··· Exercise materials

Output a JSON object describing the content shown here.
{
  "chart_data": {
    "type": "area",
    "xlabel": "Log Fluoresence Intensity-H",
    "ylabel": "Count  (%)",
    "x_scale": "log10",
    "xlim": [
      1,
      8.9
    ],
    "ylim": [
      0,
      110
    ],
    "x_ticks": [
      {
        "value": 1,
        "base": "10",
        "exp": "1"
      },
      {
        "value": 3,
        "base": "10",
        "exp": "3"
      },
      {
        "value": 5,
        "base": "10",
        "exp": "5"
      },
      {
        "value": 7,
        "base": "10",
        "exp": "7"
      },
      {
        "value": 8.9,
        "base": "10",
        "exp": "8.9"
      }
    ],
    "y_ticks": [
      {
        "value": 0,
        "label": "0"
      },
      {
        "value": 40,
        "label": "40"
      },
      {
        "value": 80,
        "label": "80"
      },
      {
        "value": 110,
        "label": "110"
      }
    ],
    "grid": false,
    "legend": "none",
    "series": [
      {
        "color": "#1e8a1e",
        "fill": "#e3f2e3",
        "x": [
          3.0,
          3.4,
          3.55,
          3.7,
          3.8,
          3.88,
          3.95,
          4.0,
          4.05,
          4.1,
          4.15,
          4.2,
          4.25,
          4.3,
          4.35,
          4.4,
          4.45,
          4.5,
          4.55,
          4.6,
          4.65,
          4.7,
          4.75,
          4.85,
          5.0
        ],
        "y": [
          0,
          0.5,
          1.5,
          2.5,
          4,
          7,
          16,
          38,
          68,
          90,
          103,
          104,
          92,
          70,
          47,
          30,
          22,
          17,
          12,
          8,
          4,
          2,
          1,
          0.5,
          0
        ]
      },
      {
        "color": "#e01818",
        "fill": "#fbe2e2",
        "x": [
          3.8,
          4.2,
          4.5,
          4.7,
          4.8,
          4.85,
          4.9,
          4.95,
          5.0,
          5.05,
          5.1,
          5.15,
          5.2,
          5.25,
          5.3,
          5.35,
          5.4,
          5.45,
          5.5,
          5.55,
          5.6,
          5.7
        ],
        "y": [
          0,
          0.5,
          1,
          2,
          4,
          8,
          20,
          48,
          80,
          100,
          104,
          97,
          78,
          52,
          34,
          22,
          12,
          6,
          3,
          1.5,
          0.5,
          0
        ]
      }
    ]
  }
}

······

Goal: Report all lines of the material that contain the word "value".

Finished task:
        "value": 1,
        "value": 3,
        "value": 5,
        "value": 7,
        "value": 8.9,
        "value": 0,
        "value": 40,
        "value": 80,
        "value": 110,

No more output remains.